— BEGIN Data records —

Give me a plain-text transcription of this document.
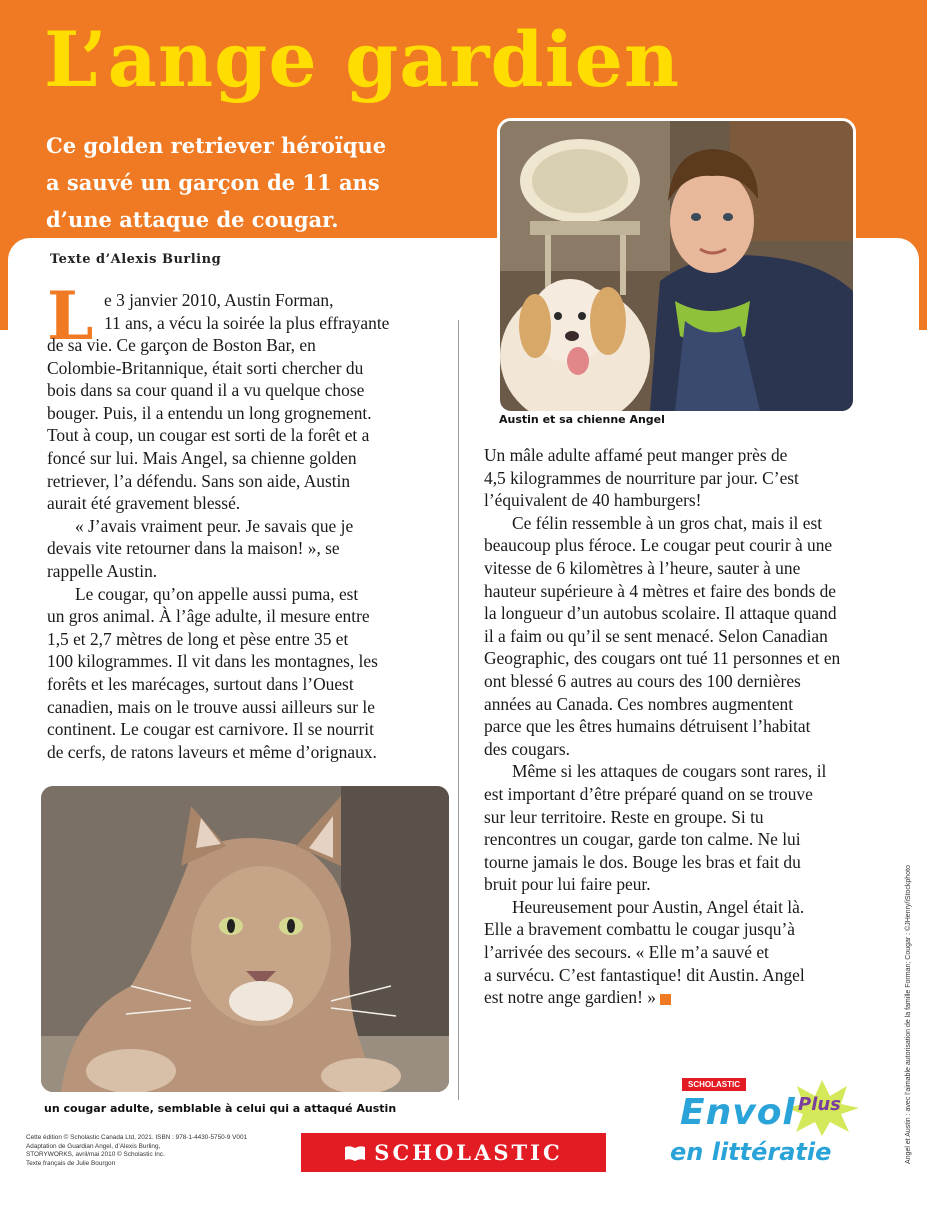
L’ange gardien
Ce golden retriever héroïque
a sauvé un garçon de 11 ans
d’une attaque de cougar.
Austin et sa chienne Angel
Texte d’Alexis Burling
L e 3 janvier 2010, Austin Forman,
11 ans, a vécu la soirée la plus effrayante
de sa vie. Ce garçon de Boston Bar, en
Colombie-Britannique, était sorti chercher du
bois dans sa cour quand il a vu quelque chose
bouger. Puis, il a entendu un long grognement.
Tout à coup, un cougar est sorti de la forêt et a
foncé sur lui. Mais Angel, sa chienne golden
retriever, l’a défendu. Sans son aide, Austin
aurait été gravement blessé.
« J’avais vraiment peur. Je savais que je
devais vite retourner dans la maison! », se
rappelle Austin.
Le cougar, qu’on appelle aussi puma, est
un gros animal. À l’âge adulte, il mesure entre
1,5 et 2,7 mètres de long et pèse entre 35 et
100 kilogrammes. Il vit dans les montagnes, les
forêts et les marécages, surtout dans l’Ouest
canadien, mais on le trouve aussi ailleurs sur le
continent. Le cougar est carnivore. Il se nourrit
de cerfs, de ratons laveurs et même d’orignaux.
Un mâle adulte affamé peut manger près de
4,5 kilogrammes de nourriture par jour. C’est
l’équivalent de 40 hamburgers!
Ce félin ressemble à un gros chat, mais il est
beaucoup plus féroce. Le cougar peut courir à une
vitesse de 6 kilomètres à l’heure, sauter à une
hauteur supérieure à 4 mètres et faire des bonds de
la longueur d’un autobus scolaire. Il attaque quand
il a faim ou qu’il se sent menacé. Selon Canadian
Geographic, des cougars ont tué 11 personnes et en
ont blessé 6 autres au cours des 100 dernières
années au Canada. Ces nombres augmentent
parce que les êtres humains détruisent l’habitat
des cougars.
Même si les attaques de cougars sont rares, il
est important d’être préparé quand on se trouve
sur leur territoire. Reste en groupe. Si tu
rencontres un cougar, garde ton calme. Ne lui
tourne jamais le dos. Bouge les bras et fait du
bruit pour lui faire peur.
Heureusement pour Austin, Angel était là.
Elle a bravement combattu le cougar jusqu’à
l’arrivée des secours. « Elle m’a sauvé et
a survécu. C’est fantastique! dit Austin. Angel
est notre ange gardien! »
un cougar adulte, semblable à celui qui a attaqué Austin
Cette édition © Scholastic Canada Ltd, 2021. ISBN : 978-1-4430-5750-9 V001
Adaptation de Guardian Angel, d’Alexis Burling,
STORYWORKS, avril/mai 2010 © Scholastic Inc.
Texte français de Julie Bourgon	SCHOLASTIC
SCHOLASTIC
Plus
Envol
en littératie	Angel et Austin : avec l’aimable autorisation de la famille Forman; Cougar : ©JHenry/iStockphoto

— END Data records —

Except for the pictures, copy every line of the records above exactly.

Give me a plain-text transcription of this document.
L’ange gardien
Ce golden retriever héroïque
a sauvé un garçon de 11 ans
d’une attaque de cougar.
Austin et sa chienne Angel
Texte d’Alexis Burling
L e 3 janvier 2010, Austin Forman,
11 ans, a vécu la soirée la plus effrayante
de sa vie. Ce garçon de Boston Bar, en
Colombie-Britannique, était sorti chercher du
bois dans sa cour quand il a vu quelque chose
bouger. Puis, il a entendu un long grognement.
Tout à coup, un cougar est sorti de la forêt et a
foncé sur lui. Mais Angel, sa chienne golden
retriever, l’a défendu. Sans son aide, Austin
aurait été gravement blessé.
« J’avais vraiment peur. Je savais que je
devais vite retourner dans la maison! », se
rappelle Austin.
Le cougar, qu’on appelle aussi puma, est
un gros animal. À l’âge adulte, il mesure entre
1,5 et 2,7 mètres de long et pèse entre 35 et
100 kilogrammes. Il vit dans les montagnes, les
forêts et les marécages, surtout dans l’Ouest
canadien, mais on le trouve aussi ailleurs sur le
continent. Le cougar est carnivore. Il se nourrit
de cerfs, de ratons laveurs et même d’orignaux.
Un mâle adulte affamé peut manger près de
4,5 kilogrammes de nourriture par jour. C’est
l’équivalent de 40 hamburgers!
Ce félin ressemble à un gros chat, mais il est
beaucoup plus féroce. Le cougar peut courir à une
vitesse de 6 kilomètres à l’heure, sauter à une
hauteur supérieure à 4 mètres et faire des bonds de
la longueur d’un autobus scolaire. Il attaque quand
il a faim ou qu’il se sent menacé. Selon Canadian
Geographic, des cougars ont tué 11 personnes et en
ont blessé 6 autres au cours des 100 dernières
années au Canada. Ces nombres augmentent
parce que les êtres humains détruisent l’habitat
des cougars.
Même si les attaques de cougars sont rares, il
est important d’être préparé quand on se trouve
sur leur territoire. Reste en groupe. Si tu
rencontres un cougar, garde ton calme. Ne lui
tourne jamais le dos. Bouge les bras et fait du
bruit pour lui faire peur.
Heureusement pour Austin, Angel était là.
Elle a bravement combattu le cougar jusqu’à
l’arrivée des secours. « Elle m’a sauvé et
a survécu. C’est fantastique! dit Austin. Angel
est notre ange gardien! »
un cougar adulte, semblable à celui qui a attaqué Austin
Cette édition © Scholastic Canada Ltd, 2021. ISBN : 978-1-4430-5750-9 V001
Adaptation de Guardian Angel, d’Alexis Burling,
STORYWORKS, avril/mai 2010 © Scholastic Inc.
Texte français de Julie Bourgon	SCHOLASTIC
SCHOLASTIC
Plus
Envol
en littératie	Angel et Austin : avec l’aimable autorisation de la famille Forman; Cougar : ©JHenry/iStockphoto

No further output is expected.